**TASK TO CARRY OUT**
Give the number of lines containing the word "Maqueta" and nothing more.

**TASK MATERIAL**

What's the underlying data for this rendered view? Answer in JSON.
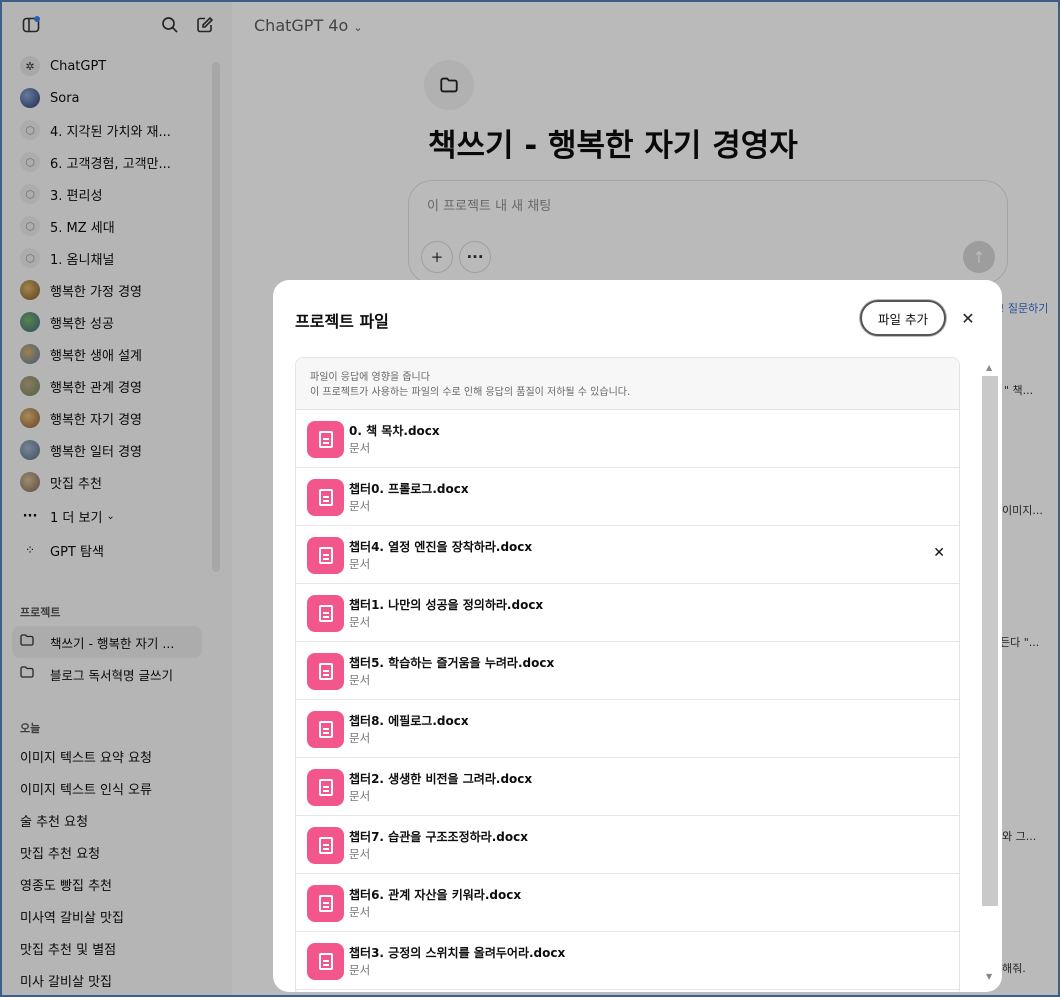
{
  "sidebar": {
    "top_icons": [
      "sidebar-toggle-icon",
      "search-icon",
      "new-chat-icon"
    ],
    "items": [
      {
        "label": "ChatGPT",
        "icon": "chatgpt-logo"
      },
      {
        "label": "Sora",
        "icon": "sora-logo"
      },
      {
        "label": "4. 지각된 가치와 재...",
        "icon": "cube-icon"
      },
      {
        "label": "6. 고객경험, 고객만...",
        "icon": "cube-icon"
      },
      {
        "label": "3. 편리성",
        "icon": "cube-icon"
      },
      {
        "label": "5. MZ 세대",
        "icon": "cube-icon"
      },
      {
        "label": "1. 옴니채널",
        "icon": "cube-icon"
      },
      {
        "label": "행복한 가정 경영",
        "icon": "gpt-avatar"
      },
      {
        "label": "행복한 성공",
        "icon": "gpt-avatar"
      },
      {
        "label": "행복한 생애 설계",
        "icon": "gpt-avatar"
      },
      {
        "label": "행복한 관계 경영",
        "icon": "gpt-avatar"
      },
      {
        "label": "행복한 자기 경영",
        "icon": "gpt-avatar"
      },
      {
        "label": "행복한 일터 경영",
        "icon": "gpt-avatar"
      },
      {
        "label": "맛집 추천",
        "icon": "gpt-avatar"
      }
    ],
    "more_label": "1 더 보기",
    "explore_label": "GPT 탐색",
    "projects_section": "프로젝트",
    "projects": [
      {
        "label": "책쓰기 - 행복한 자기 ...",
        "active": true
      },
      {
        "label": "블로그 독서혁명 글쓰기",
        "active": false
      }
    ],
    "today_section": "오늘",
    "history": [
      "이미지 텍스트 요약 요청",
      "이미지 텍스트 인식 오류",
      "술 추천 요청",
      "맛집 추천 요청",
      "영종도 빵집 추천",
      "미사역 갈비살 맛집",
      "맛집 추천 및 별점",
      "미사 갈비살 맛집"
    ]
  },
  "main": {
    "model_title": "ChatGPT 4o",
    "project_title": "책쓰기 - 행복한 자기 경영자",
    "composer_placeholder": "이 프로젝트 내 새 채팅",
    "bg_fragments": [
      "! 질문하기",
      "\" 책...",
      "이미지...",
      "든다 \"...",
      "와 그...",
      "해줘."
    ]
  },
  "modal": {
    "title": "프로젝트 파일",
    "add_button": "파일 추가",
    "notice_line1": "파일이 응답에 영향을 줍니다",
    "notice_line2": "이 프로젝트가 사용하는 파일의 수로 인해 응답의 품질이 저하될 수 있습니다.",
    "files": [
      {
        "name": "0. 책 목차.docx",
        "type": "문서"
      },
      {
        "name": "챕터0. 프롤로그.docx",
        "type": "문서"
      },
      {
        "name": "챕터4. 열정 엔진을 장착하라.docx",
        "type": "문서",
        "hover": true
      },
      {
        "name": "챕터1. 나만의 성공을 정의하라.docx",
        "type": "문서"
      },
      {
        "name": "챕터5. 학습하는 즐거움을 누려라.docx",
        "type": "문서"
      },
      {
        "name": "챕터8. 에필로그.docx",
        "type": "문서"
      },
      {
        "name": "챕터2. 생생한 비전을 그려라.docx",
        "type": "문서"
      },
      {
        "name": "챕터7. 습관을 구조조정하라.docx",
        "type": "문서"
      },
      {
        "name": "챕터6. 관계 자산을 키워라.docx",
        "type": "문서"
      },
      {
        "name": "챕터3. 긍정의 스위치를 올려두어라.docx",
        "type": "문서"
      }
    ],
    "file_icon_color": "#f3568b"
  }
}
==
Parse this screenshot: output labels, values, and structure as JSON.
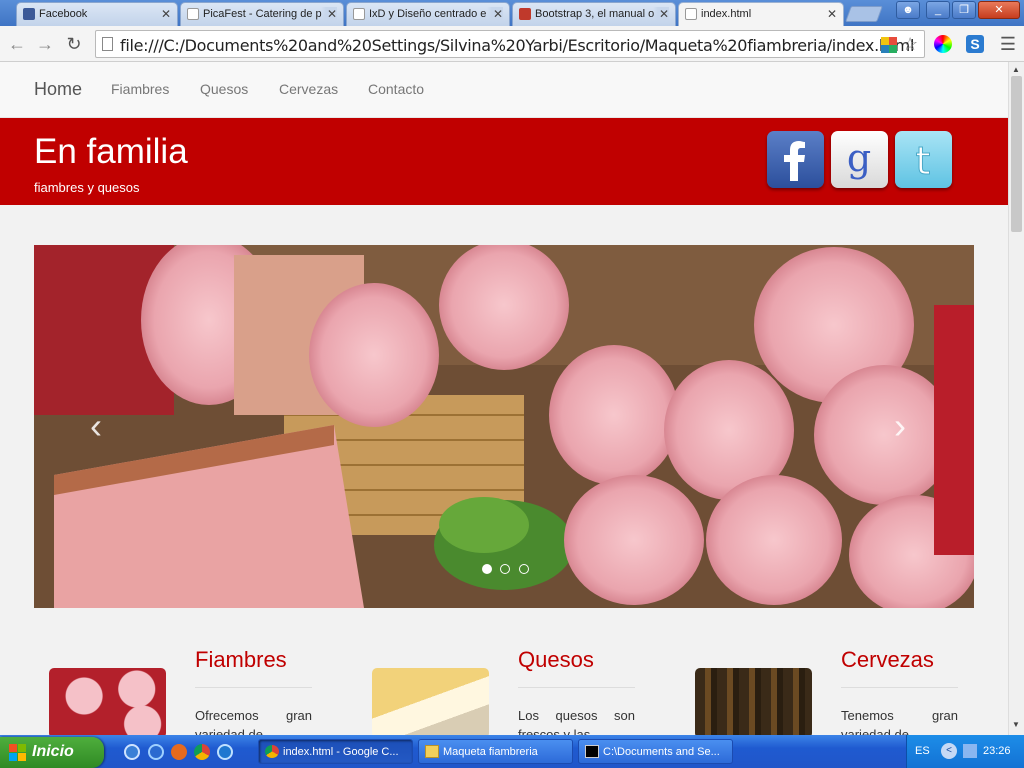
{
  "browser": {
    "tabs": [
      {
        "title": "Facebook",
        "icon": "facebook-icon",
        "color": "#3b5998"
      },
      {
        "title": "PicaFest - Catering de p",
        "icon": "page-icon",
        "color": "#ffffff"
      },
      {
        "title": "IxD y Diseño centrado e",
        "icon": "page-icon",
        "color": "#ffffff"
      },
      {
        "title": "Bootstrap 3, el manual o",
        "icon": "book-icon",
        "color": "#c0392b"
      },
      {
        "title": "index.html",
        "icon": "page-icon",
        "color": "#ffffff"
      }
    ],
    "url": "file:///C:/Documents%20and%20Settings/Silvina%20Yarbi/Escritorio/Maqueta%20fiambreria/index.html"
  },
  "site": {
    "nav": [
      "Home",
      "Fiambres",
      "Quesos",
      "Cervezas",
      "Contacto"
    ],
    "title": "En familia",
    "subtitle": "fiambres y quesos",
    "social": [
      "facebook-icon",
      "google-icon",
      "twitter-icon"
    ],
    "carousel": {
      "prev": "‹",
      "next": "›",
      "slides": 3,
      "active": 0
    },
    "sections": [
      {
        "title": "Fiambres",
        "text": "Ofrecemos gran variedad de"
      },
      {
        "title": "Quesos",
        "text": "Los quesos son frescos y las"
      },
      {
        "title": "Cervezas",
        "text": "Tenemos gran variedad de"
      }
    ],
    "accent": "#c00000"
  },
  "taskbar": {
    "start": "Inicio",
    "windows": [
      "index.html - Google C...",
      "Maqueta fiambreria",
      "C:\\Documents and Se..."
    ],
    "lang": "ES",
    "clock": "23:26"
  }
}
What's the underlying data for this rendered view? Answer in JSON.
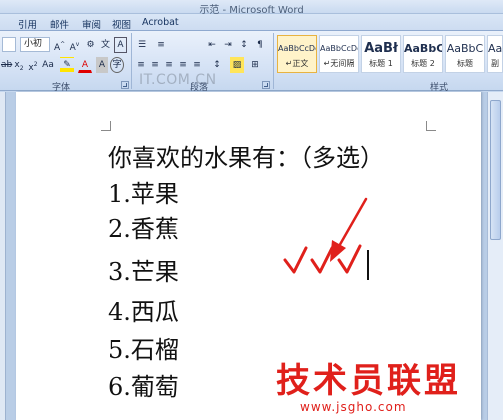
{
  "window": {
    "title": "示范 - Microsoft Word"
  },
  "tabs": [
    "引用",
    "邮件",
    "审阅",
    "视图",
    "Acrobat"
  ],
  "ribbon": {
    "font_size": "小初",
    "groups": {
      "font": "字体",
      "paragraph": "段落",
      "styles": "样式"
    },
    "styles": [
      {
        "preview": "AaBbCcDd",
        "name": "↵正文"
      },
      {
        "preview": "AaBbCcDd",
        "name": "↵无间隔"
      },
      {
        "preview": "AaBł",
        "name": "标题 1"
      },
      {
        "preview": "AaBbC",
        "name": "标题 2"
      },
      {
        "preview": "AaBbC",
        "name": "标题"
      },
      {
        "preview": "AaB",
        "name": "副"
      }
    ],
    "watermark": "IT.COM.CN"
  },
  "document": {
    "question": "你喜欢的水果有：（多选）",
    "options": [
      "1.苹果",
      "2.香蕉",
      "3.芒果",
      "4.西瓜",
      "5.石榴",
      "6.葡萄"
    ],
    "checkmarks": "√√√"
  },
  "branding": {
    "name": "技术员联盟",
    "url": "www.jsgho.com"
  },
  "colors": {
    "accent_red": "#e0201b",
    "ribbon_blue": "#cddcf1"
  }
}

**OUTPUT OF THE TASK**
2